[Problem statement]
Write out every entry word for word.

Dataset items
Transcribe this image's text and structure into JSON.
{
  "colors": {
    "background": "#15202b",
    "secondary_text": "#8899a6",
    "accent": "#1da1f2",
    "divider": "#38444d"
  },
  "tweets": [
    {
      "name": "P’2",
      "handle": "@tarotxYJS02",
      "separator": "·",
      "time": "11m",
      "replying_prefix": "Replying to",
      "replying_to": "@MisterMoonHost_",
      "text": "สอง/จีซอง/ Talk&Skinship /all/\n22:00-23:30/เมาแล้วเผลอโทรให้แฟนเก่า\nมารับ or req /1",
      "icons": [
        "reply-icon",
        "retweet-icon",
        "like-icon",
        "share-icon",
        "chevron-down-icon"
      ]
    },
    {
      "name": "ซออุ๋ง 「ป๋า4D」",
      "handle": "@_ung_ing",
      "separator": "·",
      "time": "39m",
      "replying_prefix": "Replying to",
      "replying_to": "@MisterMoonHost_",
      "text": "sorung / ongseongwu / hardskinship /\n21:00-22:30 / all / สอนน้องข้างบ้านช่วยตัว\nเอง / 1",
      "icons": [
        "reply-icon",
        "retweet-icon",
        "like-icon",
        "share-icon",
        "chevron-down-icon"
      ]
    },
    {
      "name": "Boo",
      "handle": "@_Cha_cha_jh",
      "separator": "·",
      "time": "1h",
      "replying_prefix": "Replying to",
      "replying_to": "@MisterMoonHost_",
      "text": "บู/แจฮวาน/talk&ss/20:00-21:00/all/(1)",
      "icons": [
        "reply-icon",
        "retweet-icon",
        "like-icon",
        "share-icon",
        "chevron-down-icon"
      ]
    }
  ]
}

[Output of the exercise]
Transcribe this image's text and structure into JSON.
{
  "colors": {
    "background": "#15202b",
    "secondary_text": "#8899a6",
    "accent": "#1da1f2",
    "divider": "#38444d"
  },
  "tweets": [
    {
      "name": "P’2",
      "handle": "@tarotxYJS02",
      "separator": "·",
      "time": "11m",
      "replying_prefix": "Replying to",
      "replying_to": "@MisterMoonHost_",
      "text": "สอง/จีซอง/ Talk&Skinship /all/\n22:00-23:30/เมาแล้วเผลอโทรให้แฟนเก่า\nมารับ or req /1",
      "icons": [
        "reply-icon",
        "retweet-icon",
        "like-icon",
        "share-icon",
        "chevron-down-icon"
      ]
    },
    {
      "name": "ซออุ๋ง 「ป๋า4D」",
      "handle": "@_ung_ing",
      "separator": "·",
      "time": "39m",
      "replying_prefix": "Replying to",
      "replying_to": "@MisterMoonHost_",
      "text": "sorung / ongseongwu / hardskinship /\n21:00-22:30 / all / สอนน้องข้างบ้านช่วยตัว\nเอง / 1",
      "icons": [
        "reply-icon",
        "retweet-icon",
        "like-icon",
        "share-icon",
        "chevron-down-icon"
      ]
    },
    {
      "name": "Boo",
      "handle": "@_Cha_cha_jh",
      "separator": "·",
      "time": "1h",
      "replying_prefix": "Replying to",
      "replying_to": "@MisterMoonHost_",
      "text": "บู/แจฮวาน/talk&ss/20:00-21:00/all/(1)",
      "icons": [
        "reply-icon",
        "retweet-icon",
        "like-icon",
        "share-icon",
        "chevron-down-icon"
      ]
    }
  ]
}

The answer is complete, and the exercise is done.